> _TASK OBJECTIVE_: Every line below that mentions the word "Protestant" should be copied out.

[Start SUPPLIED DATA]

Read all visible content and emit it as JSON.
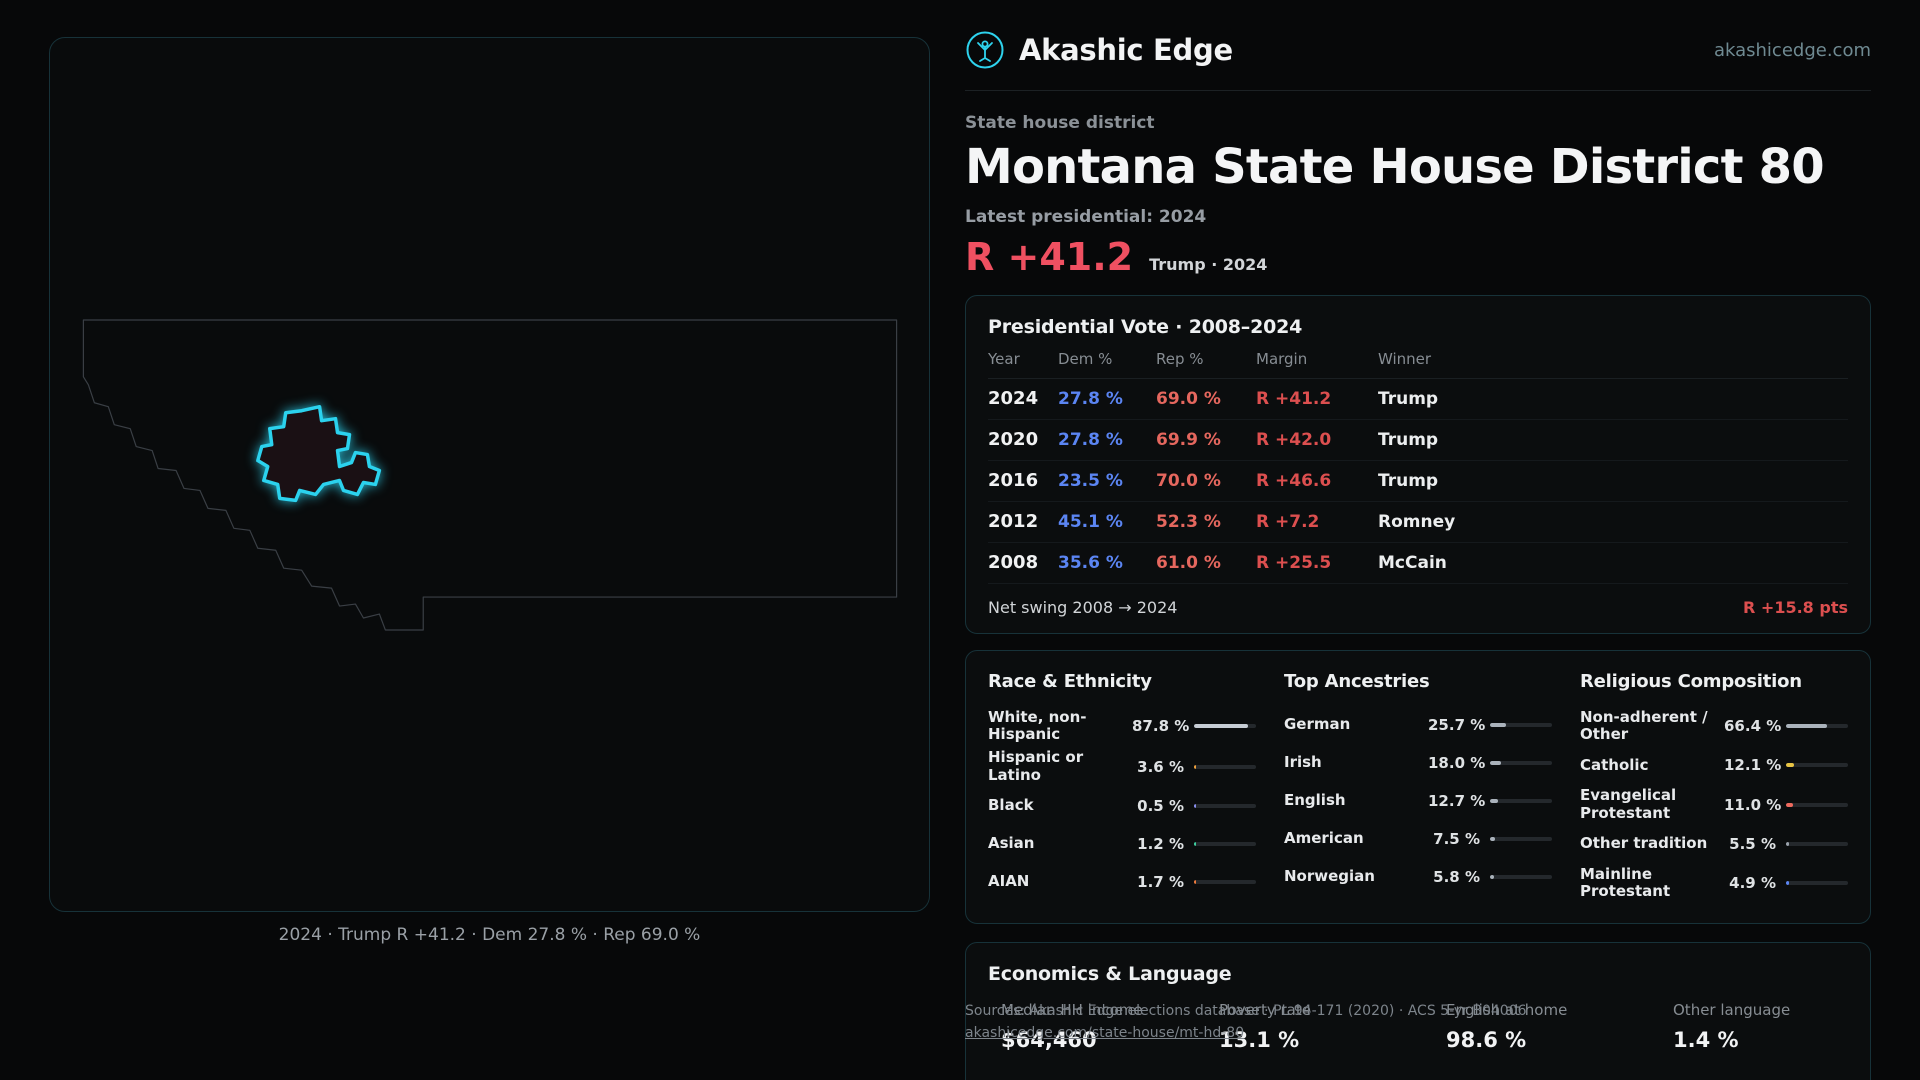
{
  "brand": {
    "name": "Akashic Edge",
    "domain": "akashicedge.com"
  },
  "page": {
    "kicker": "State house district",
    "title": "Montana State House District 80",
    "latest_label": "Latest presidential: 2024",
    "headline_margin": "R +41.2",
    "headline_context": "Trump · 2024"
  },
  "map": {
    "caption": "2024 · Trump R +41.2 · Dem 27.8 % · Rep 69.0 %"
  },
  "presidential": {
    "title": "Presidential Vote · 2008–2024",
    "columns": [
      "Year",
      "Dem %",
      "Rep %",
      "Margin",
      "Winner"
    ],
    "rows": [
      {
        "year": "2024",
        "dem": "27.8 %",
        "rep": "69.0 %",
        "margin": "R +41.2",
        "winner": "Trump"
      },
      {
        "year": "2020",
        "dem": "27.8 %",
        "rep": "69.9 %",
        "margin": "R +42.0",
        "winner": "Trump"
      },
      {
        "year": "2016",
        "dem": "23.5 %",
        "rep": "70.0 %",
        "margin": "R +46.6",
        "winner": "Trump"
      },
      {
        "year": "2012",
        "dem": "45.1 %",
        "rep": "52.3 %",
        "margin": "R +7.2",
        "winner": "Romney"
      },
      {
        "year": "2008",
        "dem": "35.6 %",
        "rep": "61.0 %",
        "margin": "R +25.5",
        "winner": "McCain"
      }
    ],
    "net_swing_label": "Net swing 2008 → 2024",
    "net_swing_value": "R +15.8 pts"
  },
  "demographics": {
    "race": {
      "title": "Race & Ethnicity",
      "items": [
        {
          "label": "White, non-Hispanic",
          "value": "87.8 %",
          "pct": 87.8,
          "color": "#c6ccd4"
        },
        {
          "label": "Hispanic or Latino",
          "value": "3.6 %",
          "pct": 3.6,
          "color": "#f0a13c"
        },
        {
          "label": "Black",
          "value": "0.5 %",
          "pct": 0.5,
          "color": "#8a8ff0"
        },
        {
          "label": "Asian",
          "value": "1.2 %",
          "pct": 1.2,
          "color": "#3fd0a0"
        },
        {
          "label": "AIAN",
          "value": "1.7 %",
          "pct": 1.7,
          "color": "#f07b3c"
        }
      ]
    },
    "ancestries": {
      "title": "Top Ancestries",
      "items": [
        {
          "label": "German",
          "value": "25.7 %",
          "pct": 25.7,
          "color": "#aab2bb"
        },
        {
          "label": "Irish",
          "value": "18.0 %",
          "pct": 18.0,
          "color": "#aab2bb"
        },
        {
          "label": "English",
          "value": "12.7 %",
          "pct": 12.7,
          "color": "#aab2bb"
        },
        {
          "label": "American",
          "value": "7.5 %",
          "pct": 7.5,
          "color": "#aab2bb"
        },
        {
          "label": "Norwegian",
          "value": "5.8 %",
          "pct": 5.8,
          "color": "#aab2bb"
        }
      ]
    },
    "religion": {
      "title": "Religious Composition",
      "items": [
        {
          "label": "Non-adherent / Other",
          "value": "66.4 %",
          "pct": 66.4,
          "color": "#aab2bb"
        },
        {
          "label": "Catholic",
          "value": "12.1 %",
          "pct": 12.1,
          "color": "#e8c444"
        },
        {
          "label": "Evangelical Protestant",
          "value": "11.0 %",
          "pct": 11.0,
          "color": "#ef6a5e"
        },
        {
          "label": "Other tradition",
          "value": "5.5 %",
          "pct": 5.5,
          "color": "#9aa2ab"
        },
        {
          "label": "Mainline Protestant",
          "value": "4.9 %",
          "pct": 4.9,
          "color": "#5b85f3"
        }
      ]
    }
  },
  "economics": {
    "title": "Economics & Language",
    "stats": [
      {
        "label": "Median HH income",
        "value": "$64,460"
      },
      {
        "label": "Poverty rate",
        "value": "13.1 %"
      },
      {
        "label": "English at home",
        "value": "98.6 %"
      },
      {
        "label": "Other language",
        "value": "1.4 %"
      }
    ]
  },
  "footer": {
    "sources_line1": "Sources: Akashic Edge elections database · PL 94-171 (2020) · ACS 5-yr B04006",
    "sources_line2": "akashicedge.com/state-house/mt-hd-80"
  }
}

[End SUPPLIED DATA]

> _FULL SOLUTION_:
          "label": "Evangelical Protestant",
          "label": "Mainline Protestant",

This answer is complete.